┏━━
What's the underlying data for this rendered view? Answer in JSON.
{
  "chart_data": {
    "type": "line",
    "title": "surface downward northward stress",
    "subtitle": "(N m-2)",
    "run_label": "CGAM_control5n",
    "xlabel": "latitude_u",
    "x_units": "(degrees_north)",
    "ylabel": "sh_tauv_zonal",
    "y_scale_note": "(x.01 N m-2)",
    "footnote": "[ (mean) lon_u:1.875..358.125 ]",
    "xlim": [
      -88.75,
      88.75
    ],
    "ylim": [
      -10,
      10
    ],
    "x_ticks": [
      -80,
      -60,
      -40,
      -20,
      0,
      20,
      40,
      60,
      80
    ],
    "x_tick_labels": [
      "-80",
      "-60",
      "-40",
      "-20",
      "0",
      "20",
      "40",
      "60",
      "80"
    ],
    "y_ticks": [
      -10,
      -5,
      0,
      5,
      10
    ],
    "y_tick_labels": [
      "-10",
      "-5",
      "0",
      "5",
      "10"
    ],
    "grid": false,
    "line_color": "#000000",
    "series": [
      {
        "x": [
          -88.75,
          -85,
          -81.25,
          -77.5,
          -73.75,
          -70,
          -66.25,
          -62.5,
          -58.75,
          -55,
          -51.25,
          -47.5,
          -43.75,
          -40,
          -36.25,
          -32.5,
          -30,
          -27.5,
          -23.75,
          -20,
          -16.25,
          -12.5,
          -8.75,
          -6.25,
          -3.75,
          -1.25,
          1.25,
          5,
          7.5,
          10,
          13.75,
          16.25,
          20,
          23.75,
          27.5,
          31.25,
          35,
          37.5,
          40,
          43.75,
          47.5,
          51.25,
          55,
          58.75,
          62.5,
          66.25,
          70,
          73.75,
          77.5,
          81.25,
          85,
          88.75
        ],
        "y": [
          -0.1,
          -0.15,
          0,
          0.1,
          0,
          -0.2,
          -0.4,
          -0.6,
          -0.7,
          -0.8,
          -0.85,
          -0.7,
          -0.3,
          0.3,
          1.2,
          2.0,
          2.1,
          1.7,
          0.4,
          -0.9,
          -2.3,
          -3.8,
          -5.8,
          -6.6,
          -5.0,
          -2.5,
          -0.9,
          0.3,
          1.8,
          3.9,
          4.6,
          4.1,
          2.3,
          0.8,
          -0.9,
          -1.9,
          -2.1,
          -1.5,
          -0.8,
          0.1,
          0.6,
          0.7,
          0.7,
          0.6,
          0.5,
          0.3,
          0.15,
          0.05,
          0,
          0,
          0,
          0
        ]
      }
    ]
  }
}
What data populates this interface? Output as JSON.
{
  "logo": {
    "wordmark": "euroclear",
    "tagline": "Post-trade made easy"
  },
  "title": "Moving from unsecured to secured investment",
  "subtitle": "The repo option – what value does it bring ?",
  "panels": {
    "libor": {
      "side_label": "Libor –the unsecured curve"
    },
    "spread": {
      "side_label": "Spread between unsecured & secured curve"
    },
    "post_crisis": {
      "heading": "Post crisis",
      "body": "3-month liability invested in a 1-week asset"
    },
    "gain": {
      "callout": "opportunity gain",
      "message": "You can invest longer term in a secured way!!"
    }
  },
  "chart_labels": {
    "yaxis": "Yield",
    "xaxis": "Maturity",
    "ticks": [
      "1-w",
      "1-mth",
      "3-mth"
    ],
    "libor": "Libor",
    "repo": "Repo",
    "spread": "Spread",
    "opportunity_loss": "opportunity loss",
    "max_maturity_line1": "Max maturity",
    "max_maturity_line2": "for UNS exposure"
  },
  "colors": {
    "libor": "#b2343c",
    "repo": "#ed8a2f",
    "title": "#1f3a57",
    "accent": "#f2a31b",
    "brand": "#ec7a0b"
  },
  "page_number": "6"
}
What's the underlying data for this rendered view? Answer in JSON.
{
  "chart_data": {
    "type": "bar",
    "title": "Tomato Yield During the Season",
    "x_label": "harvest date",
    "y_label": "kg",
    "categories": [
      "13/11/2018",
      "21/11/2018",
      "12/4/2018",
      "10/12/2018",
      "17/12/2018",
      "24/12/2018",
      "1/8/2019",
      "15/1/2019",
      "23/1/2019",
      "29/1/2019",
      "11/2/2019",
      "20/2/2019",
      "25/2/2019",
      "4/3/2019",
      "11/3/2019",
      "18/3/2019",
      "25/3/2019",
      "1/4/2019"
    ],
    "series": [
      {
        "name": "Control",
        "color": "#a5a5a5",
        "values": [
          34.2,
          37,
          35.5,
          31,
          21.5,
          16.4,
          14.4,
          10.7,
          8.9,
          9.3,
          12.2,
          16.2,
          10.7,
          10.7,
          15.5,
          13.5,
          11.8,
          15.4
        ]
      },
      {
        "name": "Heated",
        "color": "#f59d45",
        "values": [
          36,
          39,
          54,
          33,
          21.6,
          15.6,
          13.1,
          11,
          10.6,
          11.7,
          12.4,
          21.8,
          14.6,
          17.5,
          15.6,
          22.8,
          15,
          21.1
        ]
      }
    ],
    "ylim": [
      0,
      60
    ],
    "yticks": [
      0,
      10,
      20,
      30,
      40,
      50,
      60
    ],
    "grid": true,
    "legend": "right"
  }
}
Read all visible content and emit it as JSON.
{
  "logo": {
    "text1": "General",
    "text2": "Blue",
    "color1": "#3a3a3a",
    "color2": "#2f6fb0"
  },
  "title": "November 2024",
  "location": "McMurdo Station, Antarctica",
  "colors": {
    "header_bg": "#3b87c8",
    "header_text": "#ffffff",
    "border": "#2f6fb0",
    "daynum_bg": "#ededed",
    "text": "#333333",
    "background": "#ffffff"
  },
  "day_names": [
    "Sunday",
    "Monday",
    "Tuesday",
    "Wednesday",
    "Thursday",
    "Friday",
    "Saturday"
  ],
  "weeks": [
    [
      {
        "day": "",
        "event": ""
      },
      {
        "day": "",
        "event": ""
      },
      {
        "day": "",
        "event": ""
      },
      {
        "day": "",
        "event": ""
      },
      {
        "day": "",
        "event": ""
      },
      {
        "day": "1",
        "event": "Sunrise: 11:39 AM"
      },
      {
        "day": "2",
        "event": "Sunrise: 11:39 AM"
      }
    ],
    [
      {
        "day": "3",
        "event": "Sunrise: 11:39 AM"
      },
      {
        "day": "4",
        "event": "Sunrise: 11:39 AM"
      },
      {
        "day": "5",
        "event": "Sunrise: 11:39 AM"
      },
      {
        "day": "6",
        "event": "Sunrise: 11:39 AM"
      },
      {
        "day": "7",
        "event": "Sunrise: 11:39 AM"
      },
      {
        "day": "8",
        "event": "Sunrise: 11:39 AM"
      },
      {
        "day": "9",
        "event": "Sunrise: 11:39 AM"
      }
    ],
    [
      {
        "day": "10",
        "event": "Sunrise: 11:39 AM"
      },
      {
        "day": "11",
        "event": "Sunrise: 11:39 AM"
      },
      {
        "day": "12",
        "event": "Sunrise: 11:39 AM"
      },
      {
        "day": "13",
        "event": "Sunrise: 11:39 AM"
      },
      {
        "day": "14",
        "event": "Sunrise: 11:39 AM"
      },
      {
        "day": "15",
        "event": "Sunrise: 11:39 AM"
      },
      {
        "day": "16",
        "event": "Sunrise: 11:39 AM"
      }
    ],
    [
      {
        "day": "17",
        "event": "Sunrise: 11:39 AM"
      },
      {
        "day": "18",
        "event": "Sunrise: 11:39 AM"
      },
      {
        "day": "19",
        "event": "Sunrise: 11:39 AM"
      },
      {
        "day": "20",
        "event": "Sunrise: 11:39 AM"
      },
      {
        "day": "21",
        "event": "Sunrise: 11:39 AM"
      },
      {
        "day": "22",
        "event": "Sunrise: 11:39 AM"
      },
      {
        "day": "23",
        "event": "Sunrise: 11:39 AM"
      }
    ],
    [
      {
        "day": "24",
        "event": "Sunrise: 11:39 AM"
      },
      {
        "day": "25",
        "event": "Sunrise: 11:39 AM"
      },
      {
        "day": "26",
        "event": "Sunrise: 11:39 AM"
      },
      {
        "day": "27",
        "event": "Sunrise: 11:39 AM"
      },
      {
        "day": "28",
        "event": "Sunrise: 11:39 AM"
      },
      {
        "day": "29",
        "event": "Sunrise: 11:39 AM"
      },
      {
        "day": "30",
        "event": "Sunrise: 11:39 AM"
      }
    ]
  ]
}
┗━━
▶ **WRITTEN EXERCISE**:
Going through the entries above, tally each line that has the word "opportunity". Answer with the number only.

▶ **OUTPUT OF THE TASK**:
2